#### [Element box records]
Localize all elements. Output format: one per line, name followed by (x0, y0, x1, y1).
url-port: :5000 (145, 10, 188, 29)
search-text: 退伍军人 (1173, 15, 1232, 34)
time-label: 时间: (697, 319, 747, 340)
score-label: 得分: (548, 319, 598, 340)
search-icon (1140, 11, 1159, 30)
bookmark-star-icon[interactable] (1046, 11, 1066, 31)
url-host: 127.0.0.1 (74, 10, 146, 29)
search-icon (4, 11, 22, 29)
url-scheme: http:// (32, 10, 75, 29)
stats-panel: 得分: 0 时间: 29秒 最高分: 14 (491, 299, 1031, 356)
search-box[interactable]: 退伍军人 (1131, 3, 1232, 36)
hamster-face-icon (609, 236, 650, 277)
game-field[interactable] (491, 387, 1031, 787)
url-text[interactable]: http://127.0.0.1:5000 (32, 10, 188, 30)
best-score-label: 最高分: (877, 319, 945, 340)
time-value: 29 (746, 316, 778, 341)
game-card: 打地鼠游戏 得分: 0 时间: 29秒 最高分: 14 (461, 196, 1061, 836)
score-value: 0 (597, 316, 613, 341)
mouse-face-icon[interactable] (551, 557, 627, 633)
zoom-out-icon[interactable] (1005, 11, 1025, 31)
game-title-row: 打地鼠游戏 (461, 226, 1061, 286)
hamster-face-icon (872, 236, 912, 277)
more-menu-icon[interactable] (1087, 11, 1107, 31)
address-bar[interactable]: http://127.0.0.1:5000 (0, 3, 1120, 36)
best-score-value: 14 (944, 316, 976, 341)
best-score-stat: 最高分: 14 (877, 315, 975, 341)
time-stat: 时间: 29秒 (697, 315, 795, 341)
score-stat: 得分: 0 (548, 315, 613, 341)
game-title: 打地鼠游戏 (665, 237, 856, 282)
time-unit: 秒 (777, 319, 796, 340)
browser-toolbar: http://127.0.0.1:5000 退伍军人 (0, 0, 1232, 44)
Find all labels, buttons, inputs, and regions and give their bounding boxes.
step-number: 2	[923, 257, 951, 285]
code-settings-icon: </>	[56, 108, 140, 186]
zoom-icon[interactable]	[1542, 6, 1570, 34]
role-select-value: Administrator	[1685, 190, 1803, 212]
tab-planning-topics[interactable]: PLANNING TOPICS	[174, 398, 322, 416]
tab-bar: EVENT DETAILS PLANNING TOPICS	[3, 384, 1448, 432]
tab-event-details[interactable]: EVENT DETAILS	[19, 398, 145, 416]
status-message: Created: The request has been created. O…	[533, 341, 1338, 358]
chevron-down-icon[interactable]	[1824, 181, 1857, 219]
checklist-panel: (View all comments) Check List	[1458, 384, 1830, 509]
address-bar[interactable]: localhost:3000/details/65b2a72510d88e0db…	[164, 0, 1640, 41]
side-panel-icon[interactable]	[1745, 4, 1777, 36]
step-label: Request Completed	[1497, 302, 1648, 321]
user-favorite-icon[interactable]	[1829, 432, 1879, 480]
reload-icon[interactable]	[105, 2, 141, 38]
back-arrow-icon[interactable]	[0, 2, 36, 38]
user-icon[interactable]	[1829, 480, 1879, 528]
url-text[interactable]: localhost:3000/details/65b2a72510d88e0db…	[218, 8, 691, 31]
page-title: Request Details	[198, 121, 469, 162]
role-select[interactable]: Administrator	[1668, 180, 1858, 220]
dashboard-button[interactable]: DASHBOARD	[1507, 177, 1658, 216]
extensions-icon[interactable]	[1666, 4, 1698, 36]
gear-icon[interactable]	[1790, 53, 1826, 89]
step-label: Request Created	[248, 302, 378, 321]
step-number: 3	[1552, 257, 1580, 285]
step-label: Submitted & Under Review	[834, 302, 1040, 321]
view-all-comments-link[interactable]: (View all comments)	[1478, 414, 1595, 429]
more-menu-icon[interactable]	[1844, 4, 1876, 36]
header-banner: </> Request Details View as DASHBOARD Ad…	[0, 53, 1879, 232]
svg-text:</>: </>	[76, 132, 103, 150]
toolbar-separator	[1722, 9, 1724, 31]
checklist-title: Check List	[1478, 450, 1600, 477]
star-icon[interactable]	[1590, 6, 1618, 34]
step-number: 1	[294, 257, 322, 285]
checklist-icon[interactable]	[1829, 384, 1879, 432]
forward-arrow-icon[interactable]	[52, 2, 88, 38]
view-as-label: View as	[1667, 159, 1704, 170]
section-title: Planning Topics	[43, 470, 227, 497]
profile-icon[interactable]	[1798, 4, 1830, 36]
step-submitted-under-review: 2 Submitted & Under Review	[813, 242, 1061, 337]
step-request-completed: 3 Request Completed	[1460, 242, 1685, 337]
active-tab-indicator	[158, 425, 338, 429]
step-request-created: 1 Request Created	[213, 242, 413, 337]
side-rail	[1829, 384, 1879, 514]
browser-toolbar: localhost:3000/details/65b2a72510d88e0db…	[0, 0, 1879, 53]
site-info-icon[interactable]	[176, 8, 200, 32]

#### [THE TASK]
Rewrite every item above with each "search-icon" changed to "magnifier-icon", leaving everything else unchanged.

#### [FINAL ANSWER]
Localize all elements. Output format: one per line, name followed by (x0, y0, x1, y1).
url-port: :5000 (145, 10, 188, 29)
search-text: 退伍军人 (1173, 15, 1232, 34)
time-label: 时间: (697, 319, 747, 340)
score-label: 得分: (548, 319, 598, 340)
magnifier-icon (1140, 11, 1159, 30)
bookmark-star-icon[interactable] (1046, 11, 1066, 31)
url-host: 127.0.0.1 (74, 10, 146, 29)
magnifier-icon (4, 11, 22, 29)
url-scheme: http:// (32, 10, 75, 29)
stats-panel: 得分: 0 时间: 29秒 最高分: 14 (491, 299, 1031, 356)
search-box[interactable]: 退伍军人 (1131, 3, 1232, 36)
hamster-face-icon (609, 236, 650, 277)
game-field[interactable] (491, 387, 1031, 787)
url-text[interactable]: http://127.0.0.1:5000 (32, 10, 188, 30)
best-score-label: 最高分: (877, 319, 945, 340)
time-value: 29 (746, 316, 778, 341)
game-card: 打地鼠游戏 得分: 0 时间: 29秒 最高分: 14 (461, 196, 1061, 836)
score-value: 0 (597, 316, 613, 341)
mouse-face-icon[interactable] (551, 557, 627, 633)
zoom-out-icon[interactable] (1005, 11, 1025, 31)
game-title-row: 打地鼠游戏 (461, 226, 1061, 286)
hamster-face-icon (872, 236, 912, 277)
more-menu-icon[interactable] (1087, 11, 1107, 31)
address-bar[interactable]: http://127.0.0.1:5000 (0, 3, 1120, 36)
best-score-value: 14 (944, 316, 976, 341)
best-score-stat: 最高分: 14 (877, 315, 975, 341)
time-stat: 时间: 29秒 (697, 315, 795, 341)
score-stat: 得分: 0 (548, 315, 613, 341)
game-title: 打地鼠游戏 (665, 237, 856, 282)
time-unit: 秒 (777, 319, 796, 340)
browser-toolbar: http://127.0.0.1:5000 退伍军人 (0, 0, 1232, 44)
Find all labels, buttons, inputs, and regions and give their bounding boxes.
step-number: 2	[923, 257, 951, 285]
code-settings-icon: </>	[56, 108, 140, 186]
zoom-icon[interactable]	[1542, 6, 1570, 34]
role-select-value: Administrator	[1685, 190, 1803, 212]
tab-planning-topics[interactable]: PLANNING TOPICS	[174, 398, 322, 416]
tab-bar: EVENT DETAILS PLANNING TOPICS	[3, 384, 1448, 432]
tab-event-details[interactable]: EVENT DETAILS	[19, 398, 145, 416]
status-message: Created: The request has been created. O…	[533, 341, 1338, 358]
chevron-down-icon[interactable]	[1824, 181, 1857, 219]
checklist-panel: (View all comments) Check List	[1458, 384, 1830, 509]
address-bar[interactable]: localhost:3000/details/65b2a72510d88e0db…	[164, 0, 1640, 41]
side-panel-icon[interactable]	[1745, 4, 1777, 36]
step-label: Request Completed	[1497, 302, 1648, 321]
user-favorite-icon[interactable]	[1829, 432, 1879, 480]
reload-icon[interactable]	[105, 2, 141, 38]
back-arrow-icon[interactable]	[0, 2, 36, 38]
user-icon[interactable]	[1829, 480, 1879, 528]
url-text[interactable]: localhost:3000/details/65b2a72510d88e0db…	[218, 8, 691, 31]
page-title: Request Details	[198, 121, 469, 162]
role-select[interactable]: Administrator	[1668, 180, 1858, 220]
dashboard-button[interactable]: DASHBOARD	[1507, 177, 1658, 216]
extensions-icon[interactable]	[1666, 4, 1698, 36]
gear-icon[interactable]	[1790, 53, 1826, 89]
step-label: Request Created	[248, 302, 378, 321]
step-number: 3	[1552, 257, 1580, 285]
step-label: Submitted & Under Review	[834, 302, 1040, 321]
view-all-comments-link[interactable]: (View all comments)	[1478, 414, 1595, 429]
more-menu-icon[interactable]	[1844, 4, 1876, 36]
header-banner: </> Request Details View as DASHBOARD Ad…	[0, 53, 1879, 232]
svg-text:</>: </>	[76, 132, 103, 150]
toolbar-separator	[1722, 9, 1724, 31]
checklist-title: Check List	[1478, 450, 1600, 477]
star-icon[interactable]	[1590, 6, 1618, 34]
step-number: 1	[294, 257, 322, 285]
checklist-icon[interactable]	[1829, 384, 1879, 432]
forward-arrow-icon[interactable]	[52, 2, 88, 38]
view-as-label: View as	[1667, 159, 1704, 170]
section-title: Planning Topics	[43, 470, 227, 497]
profile-icon[interactable]	[1798, 4, 1830, 36]
step-submitted-under-review: 2 Submitted & Under Review	[813, 242, 1061, 337]
step-request-completed: 3 Request Completed	[1460, 242, 1685, 337]
active-tab-indicator	[158, 425, 338, 429]
step-request-created: 1 Request Created	[213, 242, 413, 337]
side-rail	[1829, 384, 1879, 514]
browser-toolbar: localhost:3000/details/65b2a72510d88e0db…	[0, 0, 1879, 53]
site-info-icon[interactable]	[176, 8, 200, 32]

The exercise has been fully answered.